## Task inputs
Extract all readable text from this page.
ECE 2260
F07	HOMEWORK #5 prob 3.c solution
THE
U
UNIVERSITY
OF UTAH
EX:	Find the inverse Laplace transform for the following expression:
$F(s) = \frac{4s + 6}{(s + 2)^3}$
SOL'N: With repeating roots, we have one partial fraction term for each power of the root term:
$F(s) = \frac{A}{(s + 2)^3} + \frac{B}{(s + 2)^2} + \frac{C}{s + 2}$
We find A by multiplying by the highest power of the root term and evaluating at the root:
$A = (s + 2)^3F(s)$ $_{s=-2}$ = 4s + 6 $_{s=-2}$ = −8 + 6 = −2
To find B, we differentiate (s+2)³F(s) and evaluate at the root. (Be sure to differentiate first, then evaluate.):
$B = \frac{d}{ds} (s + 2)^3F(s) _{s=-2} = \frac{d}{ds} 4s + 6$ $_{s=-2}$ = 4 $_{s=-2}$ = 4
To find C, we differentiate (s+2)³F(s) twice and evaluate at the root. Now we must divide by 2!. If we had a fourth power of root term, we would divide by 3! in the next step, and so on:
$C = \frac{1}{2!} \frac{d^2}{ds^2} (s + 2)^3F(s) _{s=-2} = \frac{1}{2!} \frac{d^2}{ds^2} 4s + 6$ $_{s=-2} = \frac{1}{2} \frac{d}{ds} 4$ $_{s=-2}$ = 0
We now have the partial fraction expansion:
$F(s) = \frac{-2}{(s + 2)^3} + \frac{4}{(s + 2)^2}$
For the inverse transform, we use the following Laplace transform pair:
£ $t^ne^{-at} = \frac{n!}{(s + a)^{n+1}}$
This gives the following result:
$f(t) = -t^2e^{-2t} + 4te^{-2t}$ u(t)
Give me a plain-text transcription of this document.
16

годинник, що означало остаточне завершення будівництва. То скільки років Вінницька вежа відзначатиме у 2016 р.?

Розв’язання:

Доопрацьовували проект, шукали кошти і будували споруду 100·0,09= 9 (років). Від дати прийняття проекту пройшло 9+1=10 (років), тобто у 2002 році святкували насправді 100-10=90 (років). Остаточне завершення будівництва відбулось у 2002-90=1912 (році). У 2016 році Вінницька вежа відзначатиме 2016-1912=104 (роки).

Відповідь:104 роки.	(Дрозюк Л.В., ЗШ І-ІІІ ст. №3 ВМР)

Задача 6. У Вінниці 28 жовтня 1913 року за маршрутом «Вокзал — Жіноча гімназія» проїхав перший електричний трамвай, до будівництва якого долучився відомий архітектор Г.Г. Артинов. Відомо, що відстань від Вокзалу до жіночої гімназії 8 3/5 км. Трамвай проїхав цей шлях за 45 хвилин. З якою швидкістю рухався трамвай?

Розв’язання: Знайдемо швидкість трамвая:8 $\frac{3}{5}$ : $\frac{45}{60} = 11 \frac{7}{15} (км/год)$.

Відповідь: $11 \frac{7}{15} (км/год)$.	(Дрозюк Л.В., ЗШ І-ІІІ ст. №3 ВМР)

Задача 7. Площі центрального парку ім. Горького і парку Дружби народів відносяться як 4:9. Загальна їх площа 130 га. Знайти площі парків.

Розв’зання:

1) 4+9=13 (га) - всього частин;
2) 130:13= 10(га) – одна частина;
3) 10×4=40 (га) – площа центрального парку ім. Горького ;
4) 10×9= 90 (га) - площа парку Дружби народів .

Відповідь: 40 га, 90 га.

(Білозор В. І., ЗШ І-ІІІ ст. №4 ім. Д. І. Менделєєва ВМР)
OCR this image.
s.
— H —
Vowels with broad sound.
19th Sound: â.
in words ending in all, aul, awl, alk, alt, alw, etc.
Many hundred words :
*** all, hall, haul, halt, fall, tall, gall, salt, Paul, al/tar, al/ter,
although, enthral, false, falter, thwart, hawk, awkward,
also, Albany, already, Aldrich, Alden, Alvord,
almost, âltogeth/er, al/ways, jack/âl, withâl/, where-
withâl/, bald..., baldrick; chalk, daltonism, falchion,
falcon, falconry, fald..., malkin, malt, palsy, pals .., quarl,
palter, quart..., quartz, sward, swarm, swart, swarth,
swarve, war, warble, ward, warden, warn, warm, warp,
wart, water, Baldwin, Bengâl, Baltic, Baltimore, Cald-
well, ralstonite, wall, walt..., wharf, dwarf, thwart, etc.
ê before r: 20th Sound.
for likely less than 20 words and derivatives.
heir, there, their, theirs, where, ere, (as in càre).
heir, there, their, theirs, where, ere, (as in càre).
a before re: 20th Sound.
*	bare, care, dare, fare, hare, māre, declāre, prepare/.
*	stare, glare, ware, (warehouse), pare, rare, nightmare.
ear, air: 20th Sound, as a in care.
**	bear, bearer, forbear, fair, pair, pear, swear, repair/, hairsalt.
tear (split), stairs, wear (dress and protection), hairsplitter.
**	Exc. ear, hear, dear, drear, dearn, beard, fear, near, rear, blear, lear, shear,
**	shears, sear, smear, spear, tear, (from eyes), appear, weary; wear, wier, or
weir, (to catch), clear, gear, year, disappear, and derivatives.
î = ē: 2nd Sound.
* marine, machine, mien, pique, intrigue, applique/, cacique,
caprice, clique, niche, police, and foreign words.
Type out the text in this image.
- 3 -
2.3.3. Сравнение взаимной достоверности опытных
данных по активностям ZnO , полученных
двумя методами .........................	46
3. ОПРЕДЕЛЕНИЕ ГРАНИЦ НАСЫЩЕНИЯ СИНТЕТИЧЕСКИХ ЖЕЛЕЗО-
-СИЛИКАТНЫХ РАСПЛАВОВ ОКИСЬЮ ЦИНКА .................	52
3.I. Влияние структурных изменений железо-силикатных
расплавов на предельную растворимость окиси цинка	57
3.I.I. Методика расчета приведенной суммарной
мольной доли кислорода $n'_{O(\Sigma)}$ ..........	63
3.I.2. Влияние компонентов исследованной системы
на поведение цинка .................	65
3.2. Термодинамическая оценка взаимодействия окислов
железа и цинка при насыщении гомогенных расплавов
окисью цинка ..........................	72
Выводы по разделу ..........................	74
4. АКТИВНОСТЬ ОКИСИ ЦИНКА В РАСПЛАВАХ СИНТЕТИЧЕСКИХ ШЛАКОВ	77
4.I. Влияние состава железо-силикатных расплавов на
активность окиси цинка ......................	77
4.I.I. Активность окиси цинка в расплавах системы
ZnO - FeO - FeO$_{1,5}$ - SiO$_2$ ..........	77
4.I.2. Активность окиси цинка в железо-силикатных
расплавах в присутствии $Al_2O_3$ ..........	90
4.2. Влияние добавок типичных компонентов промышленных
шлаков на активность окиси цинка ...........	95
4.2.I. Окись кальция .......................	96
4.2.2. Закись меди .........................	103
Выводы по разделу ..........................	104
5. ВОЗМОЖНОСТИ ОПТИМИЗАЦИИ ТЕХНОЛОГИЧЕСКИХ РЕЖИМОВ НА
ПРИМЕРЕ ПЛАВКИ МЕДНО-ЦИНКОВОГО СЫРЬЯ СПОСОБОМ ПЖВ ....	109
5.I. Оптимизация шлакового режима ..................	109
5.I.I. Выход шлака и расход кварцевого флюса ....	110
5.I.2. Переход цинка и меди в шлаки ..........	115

## Task brief
Every line of the records above needs to be given again exactly.

## Output of the exercise
Extract all readable text from this page.
ECE 2260
F07	HOMEWORK #5 prob 3.c solution
THE
U
UNIVERSITY
OF UTAH
EX:	Find the inverse Laplace transform for the following expression:
$F(s) = \frac{4s + 6}{(s + 2)^3}$
SOL'N: With repeating roots, we have one partial fraction term for each power of the root term:
$F(s) = \frac{A}{(s + 2)^3} + \frac{B}{(s + 2)^2} + \frac{C}{s + 2}$
We find A by multiplying by the highest power of the root term and evaluating at the root:
$A = (s + 2)^3F(s)$ $_{s=-2}$ = 4s + 6 $_{s=-2}$ = −8 + 6 = −2
To find B, we differentiate (s+2)³F(s) and evaluate at the root. (Be sure to differentiate first, then evaluate.):
$B = \frac{d}{ds} (s + 2)^3F(s) _{s=-2} = \frac{d}{ds} 4s + 6$ $_{s=-2}$ = 4 $_{s=-2}$ = 4
To find C, we differentiate (s+2)³F(s) twice and evaluate at the root. Now we must divide by 2!. If we had a fourth power of root term, we would divide by 3! in the next step, and so on:
$C = \frac{1}{2!} \frac{d^2}{ds^2} (s + 2)^3F(s) _{s=-2} = \frac{1}{2!} \frac{d^2}{ds^2} 4s + 6$ $_{s=-2} = \frac{1}{2} \frac{d}{ds} 4$ $_{s=-2}$ = 0
We now have the partial fraction expansion:
$F(s) = \frac{-2}{(s + 2)^3} + \frac{4}{(s + 2)^2}$
For the inverse transform, we use the following Laplace transform pair:
£ $t^ne^{-at} = \frac{n!}{(s + a)^{n+1}}$
This gives the following result:
$f(t) = -t^2e^{-2t} + 4te^{-2t}$ u(t)
Give me a plain-text transcription of this document.
16

годинник, що означало остаточне завершення будівництва. То скільки років Вінницька вежа відзначатиме у 2016 р.?

Розв’язання:

Доопрацьовували проект, шукали кошти і будували споруду 100·0,09= 9 (років). Від дати прийняття проекту пройшло 9+1=10 (років), тобто у 2002 році святкували насправді 100-10=90 (років). Остаточне завершення будівництва відбулось у 2002-90=1912 (році). У 2016 році Вінницька вежа відзначатиме 2016-1912=104 (роки).

Відповідь:104 роки.	(Дрозюк Л.В., ЗШ І-ІІІ ст. №3 ВМР)

Задача 6. У Вінниці 28 жовтня 1913 року за маршрутом «Вокзал — Жіноча гімназія» проїхав перший електричний трамвай, до будівництва якого долучився відомий архітектор Г.Г. Артинов. Відомо, що відстань від Вокзалу до жіночої гімназії 8 3/5 км. Трамвай проїхав цей шлях за 45 хвилин. З якою швидкістю рухався трамвай?

Розв’язання: Знайдемо швидкість трамвая:8 $\frac{3}{5}$ : $\frac{45}{60} = 11 \frac{7}{15} (км/год)$.

Відповідь: $11 \frac{7}{15} (км/год)$.	(Дрозюк Л.В., ЗШ І-ІІІ ст. №3 ВМР)

Задача 7. Площі центрального парку ім. Горького і парку Дружби народів відносяться як 4:9. Загальна їх площа 130 га. Знайти площі парків.

Розв’зання:

1) 4+9=13 (га) - всього частин;
2) 130:13= 10(га) – одна частина;
3) 10×4=40 (га) – площа центрального парку ім. Горького ;
4) 10×9= 90 (га) - площа парку Дружби народів .

Відповідь: 40 га, 90 га.

(Білозор В. І., ЗШ І-ІІІ ст. №4 ім. Д. І. Менделєєва ВМР)
OCR this image.
s.
— H —
Vowels with broad sound.
19th Sound: â.
in words ending in all, aul, awl, alk, alt, alw, etc.
Many hundred words :
*** all, hall, haul, halt, fall, tall, gall, salt, Paul, al/tar, al/ter,
although, enthral, false, falter, thwart, hawk, awkward,
also, Albany, already, Aldrich, Alden, Alvord,
almost, âltogeth/er, al/ways, jack/âl, withâl/, where-
withâl/, bald..., baldrick; chalk, daltonism, falchion,
falcon, falconry, fald..., malkin, malt, palsy, pals .., quarl,
palter, quart..., quartz, sward, swarm, swart, swarth,
swarve, war, warble, ward, warden, warn, warm, warp,
wart, water, Baldwin, Bengâl, Baltic, Baltimore, Cald-
well, ralstonite, wall, walt..., wharf, dwarf, thwart, etc.
ê before r: 20th Sound.
for likely less than 20 words and derivatives.
heir, there, their, theirs, where, ere, (as in càre).
heir, there, their, theirs, where, ere, (as in càre).
a before re: 20th Sound.
*	bare, care, dare, fare, hare, māre, declāre, prepare/.
*	stare, glare, ware, (warehouse), pare, rare, nightmare.
ear, air: 20th Sound, as a in care.
**	bear, bearer, forbear, fair, pair, pear, swear, repair/, hairsalt.
tear (split), stairs, wear (dress and protection), hairsplitter.
**	Exc. ear, hear, dear, drear, dearn, beard, fear, near, rear, blear, lear, shear,
**	shears, sear, smear, spear, tear, (from eyes), appear, weary; wear, wier, or
weir, (to catch), clear, gear, year, disappear, and derivatives.
î = ē: 2nd Sound.
* marine, machine, mien, pique, intrigue, applique/, cacique,
caprice, clique, niche, police, and foreign words.
Type out the text in this image.
- 3 -
2.3.3. Сравнение взаимной достоверности опытных
данных по активностям ZnO , полученных
двумя методами .........................	46
3. ОПРЕДЕЛЕНИЕ ГРАНИЦ НАСЫЩЕНИЯ СИНТЕТИЧЕСКИХ ЖЕЛЕЗО-
-СИЛИКАТНЫХ РАСПЛАВОВ ОКИСЬЮ ЦИНКА .................	52
3.I. Влияние структурных изменений железо-силикатных
расплавов на предельную растворимость окиси цинка	57
3.I.I. Методика расчета приведенной суммарной
мольной доли кислорода $n'_{O(\Sigma)}$ ..........	63
3.I.2. Влияние компонентов исследованной системы
на поведение цинка .................	65
3.2. Термодинамическая оценка взаимодействия окислов
железа и цинка при насыщении гомогенных расплавов
окисью цинка ..........................	72
Выводы по разделу ..........................	74
4. АКТИВНОСТЬ ОКИСИ ЦИНКА В РАСПЛАВАХ СИНТЕТИЧЕСКИХ ШЛАКОВ	77
4.I. Влияние состава железо-силикатных расплавов на
активность окиси цинка ......................	77
4.I.I. Активность окиси цинка в расплавах системы
ZnO - FeO - FeO$_{1,5}$ - SiO$_2$ ..........	77
4.I.2. Активность окиси цинка в железо-силикатных
расплавах в присутствии $Al_2O_3$ ..........	90
4.2. Влияние добавок типичных компонентов промышленных
шлаков на активность окиси цинка ...........	95
4.2.I. Окись кальция .......................	96
4.2.2. Закись меди .........................	103
Выводы по разделу ..........................	104
5. ВОЗМОЖНОСТИ ОПТИМИЗАЦИИ ТЕХНОЛОГИЧЕСКИХ РЕЖИМОВ НА
ПРИМЕРЕ ПЛАВКИ МЕДНО-ЦИНКОВОГО СЫРЬЯ СПОСОБОМ ПЖВ ....	109
5.I. Оптимизация шлакового режима ..................	109
5.I.I. Выход шлака и расход кварцевого флюса ....	110
5.I.2. Переход цинка и меди в шлаки ..........	115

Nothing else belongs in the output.